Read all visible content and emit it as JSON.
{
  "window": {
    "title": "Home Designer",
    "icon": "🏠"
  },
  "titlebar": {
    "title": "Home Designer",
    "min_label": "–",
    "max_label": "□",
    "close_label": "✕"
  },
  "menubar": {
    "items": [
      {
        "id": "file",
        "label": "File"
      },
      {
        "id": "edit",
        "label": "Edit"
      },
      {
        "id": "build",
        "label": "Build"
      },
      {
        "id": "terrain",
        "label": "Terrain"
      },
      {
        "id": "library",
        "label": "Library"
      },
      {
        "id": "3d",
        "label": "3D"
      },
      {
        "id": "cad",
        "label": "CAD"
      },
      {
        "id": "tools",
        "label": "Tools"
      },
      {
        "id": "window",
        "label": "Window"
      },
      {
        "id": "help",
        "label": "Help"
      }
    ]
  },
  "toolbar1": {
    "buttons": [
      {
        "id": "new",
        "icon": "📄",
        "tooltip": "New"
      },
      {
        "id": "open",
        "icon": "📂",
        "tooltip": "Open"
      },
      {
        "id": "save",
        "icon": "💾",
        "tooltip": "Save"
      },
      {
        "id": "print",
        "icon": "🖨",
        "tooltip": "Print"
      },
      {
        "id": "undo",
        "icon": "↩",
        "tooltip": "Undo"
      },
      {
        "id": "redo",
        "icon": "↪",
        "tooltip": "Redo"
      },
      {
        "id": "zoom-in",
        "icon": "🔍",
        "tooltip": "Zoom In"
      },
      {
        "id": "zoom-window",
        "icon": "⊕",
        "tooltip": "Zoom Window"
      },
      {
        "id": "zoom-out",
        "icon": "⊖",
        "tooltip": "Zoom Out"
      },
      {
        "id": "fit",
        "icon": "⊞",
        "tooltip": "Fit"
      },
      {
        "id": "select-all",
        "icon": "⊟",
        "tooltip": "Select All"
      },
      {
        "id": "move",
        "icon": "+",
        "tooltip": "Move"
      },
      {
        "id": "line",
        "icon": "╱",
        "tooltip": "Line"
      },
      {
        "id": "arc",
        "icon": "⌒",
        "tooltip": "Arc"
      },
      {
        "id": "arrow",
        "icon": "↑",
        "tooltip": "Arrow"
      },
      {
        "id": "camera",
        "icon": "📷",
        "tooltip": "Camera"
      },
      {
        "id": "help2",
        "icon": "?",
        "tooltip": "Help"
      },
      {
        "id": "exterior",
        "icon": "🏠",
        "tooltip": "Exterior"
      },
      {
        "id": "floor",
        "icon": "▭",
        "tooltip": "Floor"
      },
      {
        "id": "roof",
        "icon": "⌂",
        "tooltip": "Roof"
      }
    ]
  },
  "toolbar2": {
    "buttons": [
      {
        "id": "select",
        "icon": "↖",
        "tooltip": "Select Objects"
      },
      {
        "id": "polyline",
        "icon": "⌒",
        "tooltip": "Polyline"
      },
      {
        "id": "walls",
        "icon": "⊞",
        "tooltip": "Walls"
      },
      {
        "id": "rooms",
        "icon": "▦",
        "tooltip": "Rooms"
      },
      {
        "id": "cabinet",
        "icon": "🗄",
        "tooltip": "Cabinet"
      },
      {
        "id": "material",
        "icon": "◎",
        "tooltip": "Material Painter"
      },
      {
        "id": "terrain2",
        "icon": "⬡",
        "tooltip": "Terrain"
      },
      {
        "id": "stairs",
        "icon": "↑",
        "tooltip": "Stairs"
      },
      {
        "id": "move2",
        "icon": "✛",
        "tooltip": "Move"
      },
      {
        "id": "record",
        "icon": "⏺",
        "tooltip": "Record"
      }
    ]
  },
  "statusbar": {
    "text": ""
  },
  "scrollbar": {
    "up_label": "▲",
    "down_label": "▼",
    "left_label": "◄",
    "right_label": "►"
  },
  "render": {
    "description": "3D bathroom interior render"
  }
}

===============

Go through the records above and set each one down exactly, please.

_Answer to this exercise_.
Read all visible content and emit it as JSON.
{
  "window": {
    "title": "Home Designer",
    "icon": "🏠"
  },
  "titlebar": {
    "title": "Home Designer",
    "min_label": "–",
    "max_label": "□",
    "close_label": "✕"
  },
  "menubar": {
    "items": [
      {
        "id": "file",
        "label": "File"
      },
      {
        "id": "edit",
        "label": "Edit"
      },
      {
        "id": "build",
        "label": "Build"
      },
      {
        "id": "terrain",
        "label": "Terrain"
      },
      {
        "id": "library",
        "label": "Library"
      },
      {
        "id": "3d",
        "label": "3D"
      },
      {
        "id": "cad",
        "label": "CAD"
      },
      {
        "id": "tools",
        "label": "Tools"
      },
      {
        "id": "window",
        "label": "Window"
      },
      {
        "id": "help",
        "label": "Help"
      }
    ]
  },
  "toolbar1": {
    "buttons": [
      {
        "id": "new",
        "icon": "📄",
        "tooltip": "New"
      },
      {
        "id": "open",
        "icon": "📂",
        "tooltip": "Open"
      },
      {
        "id": "save",
        "icon": "💾",
        "tooltip": "Save"
      },
      {
        "id": "print",
        "icon": "🖨",
        "tooltip": "Print"
      },
      {
        "id": "undo",
        "icon": "↩",
        "tooltip": "Undo"
      },
      {
        "id": "redo",
        "icon": "↪",
        "tooltip": "Redo"
      },
      {
        "id": "zoom-in",
        "icon": "🔍",
        "tooltip": "Zoom In"
      },
      {
        "id": "zoom-window",
        "icon": "⊕",
        "tooltip": "Zoom Window"
      },
      {
        "id": "zoom-out",
        "icon": "⊖",
        "tooltip": "Zoom Out"
      },
      {
        "id": "fit",
        "icon": "⊞",
        "tooltip": "Fit"
      },
      {
        "id": "select-all",
        "icon": "⊟",
        "tooltip": "Select All"
      },
      {
        "id": "move",
        "icon": "+",
        "tooltip": "Move"
      },
      {
        "id": "line",
        "icon": "╱",
        "tooltip": "Line"
      },
      {
        "id": "arc",
        "icon": "⌒",
        "tooltip": "Arc"
      },
      {
        "id": "arrow",
        "icon": "↑",
        "tooltip": "Arrow"
      },
      {
        "id": "camera",
        "icon": "📷",
        "tooltip": "Camera"
      },
      {
        "id": "help2",
        "icon": "?",
        "tooltip": "Help"
      },
      {
        "id": "exterior",
        "icon": "🏠",
        "tooltip": "Exterior"
      },
      {
        "id": "floor",
        "icon": "▭",
        "tooltip": "Floor"
      },
      {
        "id": "roof",
        "icon": "⌂",
        "tooltip": "Roof"
      }
    ]
  },
  "toolbar2": {
    "buttons": [
      {
        "id": "select",
        "icon": "↖",
        "tooltip": "Select Objects"
      },
      {
        "id": "polyline",
        "icon": "⌒",
        "tooltip": "Polyline"
      },
      {
        "id": "walls",
        "icon": "⊞",
        "tooltip": "Walls"
      },
      {
        "id": "rooms",
        "icon": "▦",
        "tooltip": "Rooms"
      },
      {
        "id": "cabinet",
        "icon": "🗄",
        "tooltip": "Cabinet"
      },
      {
        "id": "material",
        "icon": "◎",
        "tooltip": "Material Painter"
      },
      {
        "id": "terrain2",
        "icon": "⬡",
        "tooltip": "Terrain"
      },
      {
        "id": "stairs",
        "icon": "↑",
        "tooltip": "Stairs"
      },
      {
        "id": "move2",
        "icon": "✛",
        "tooltip": "Move"
      },
      {
        "id": "record",
        "icon": "⏺",
        "tooltip": "Record"
      }
    ]
  },
  "statusbar": {
    "text": ""
  },
  "scrollbar": {
    "up_label": "▲",
    "down_label": "▼",
    "left_label": "◄",
    "right_label": "►"
  },
  "render": {
    "description": "3D bathroom interior render"
  }
}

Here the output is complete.